- [Exercise details]: Count, in the entries below, the lines in which "milliers" occurs. Give the number, nothing more.

- [Data shown]:
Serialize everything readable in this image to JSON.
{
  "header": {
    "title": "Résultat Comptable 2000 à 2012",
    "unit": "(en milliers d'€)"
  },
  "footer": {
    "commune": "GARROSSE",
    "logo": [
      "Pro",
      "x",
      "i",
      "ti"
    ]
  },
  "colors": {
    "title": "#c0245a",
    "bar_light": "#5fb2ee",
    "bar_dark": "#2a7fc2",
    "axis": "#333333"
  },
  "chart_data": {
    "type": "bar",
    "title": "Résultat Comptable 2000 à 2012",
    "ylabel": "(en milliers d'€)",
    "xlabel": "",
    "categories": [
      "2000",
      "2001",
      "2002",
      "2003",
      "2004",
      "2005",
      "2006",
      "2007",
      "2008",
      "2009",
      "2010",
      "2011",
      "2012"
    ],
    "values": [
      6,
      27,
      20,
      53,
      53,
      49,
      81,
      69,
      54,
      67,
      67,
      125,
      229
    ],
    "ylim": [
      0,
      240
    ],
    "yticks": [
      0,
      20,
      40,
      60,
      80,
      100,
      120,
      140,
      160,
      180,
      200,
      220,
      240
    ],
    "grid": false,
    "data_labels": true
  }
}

- [Answer below]: 2